"""
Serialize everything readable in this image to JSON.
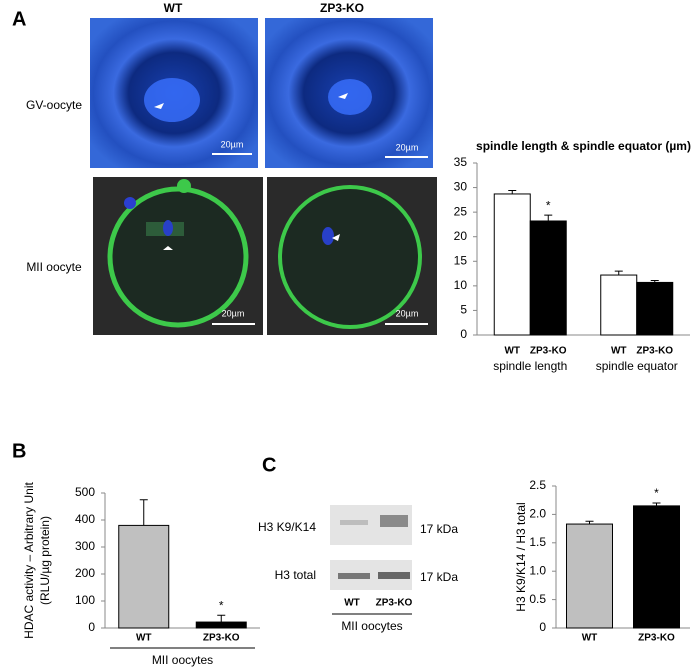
{
  "panels": {
    "a": "A",
    "b": "B",
    "c": "C"
  },
  "images": {
    "col_labels": [
      "WT",
      "ZP3-KO"
    ],
    "row_labels": [
      "GV-oocyte",
      "MII oocyte"
    ],
    "scale_bar": "20µm"
  },
  "blot": {
    "row_labels": [
      "H3 K9/K14",
      "H3 total"
    ],
    "kda": "17 kDa",
    "lanes": [
      "WT",
      "ZP3-KO"
    ],
    "caption": "MII oocytes"
  },
  "chart_data": [
    {
      "type": "bar",
      "title": "spindle length & spindle equator (µm)",
      "categories": [
        "spindle length",
        "spindle equator"
      ],
      "series": [
        {
          "name": "WT",
          "color": "#ffffff",
          "values": [
            28.7,
            12.2
          ],
          "errors": [
            0.7,
            0.8
          ]
        },
        {
          "name": "ZP3-KO",
          "color": "#000000",
          "values": [
            23.2,
            10.7
          ],
          "errors": [
            1.2,
            0.4
          ]
        }
      ],
      "annotations": [
        {
          "text": "*",
          "series": 1,
          "category": 0
        }
      ],
      "ylim": [
        0,
        35
      ],
      "yticks": [
        0,
        5,
        10,
        15,
        20,
        25,
        30,
        35
      ]
    },
    {
      "type": "bar",
      "ylabel": [
        "HDAC activity – Arbitrary Unit",
        "(RLU/µg protein)"
      ],
      "xlabel": "MII oocytes",
      "categories": [
        "WT",
        "ZP3-KO"
      ],
      "values": [
        380,
        22
      ],
      "errors": [
        95,
        25
      ],
      "colors": [
        "#c0c0c0",
        "#000000"
      ],
      "annotations": [
        {
          "text": "*",
          "category": 1
        }
      ],
      "ylim": [
        0,
        500
      ],
      "yticks": [
        0,
        100,
        200,
        300,
        400,
        500
      ]
    },
    {
      "type": "bar",
      "ylabel": [
        "H3 K9/K14 / H3 total"
      ],
      "categories": [
        "WT",
        "ZP3-KO"
      ],
      "values": [
        1.83,
        2.15
      ],
      "errors": [
        0.05,
        0.05
      ],
      "colors": [
        "#bfbfbf",
        "#000000"
      ],
      "annotations": [
        {
          "text": "*",
          "category": 1
        }
      ],
      "ylim": [
        0,
        2.5
      ],
      "yticks": [
        0,
        0.5,
        {
          "value": 1,
          "label": "1.0"
        },
        1.5,
        {
          "value": 2,
          "label": "2.0"
        },
        2.5
      ]
    }
  ]
}
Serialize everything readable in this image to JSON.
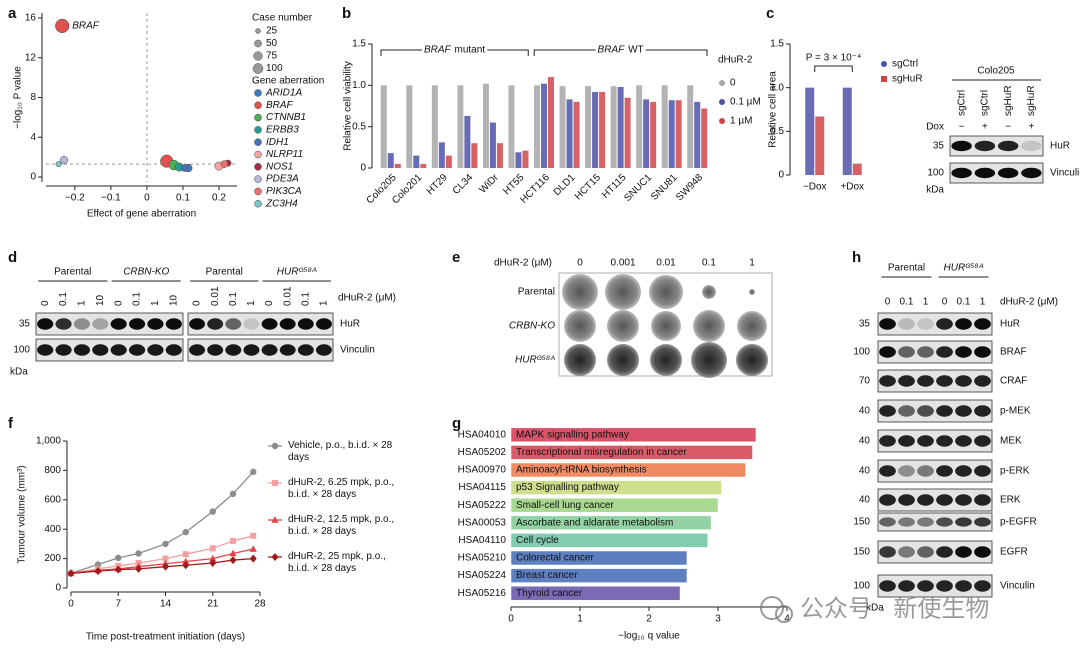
"""
**Directions for this task**
Wherever a line in the data above holds the word "equator", copy that line.

**Answer space**
      "title": "spindle length & spindle equator (µm)",
        "spindle equator"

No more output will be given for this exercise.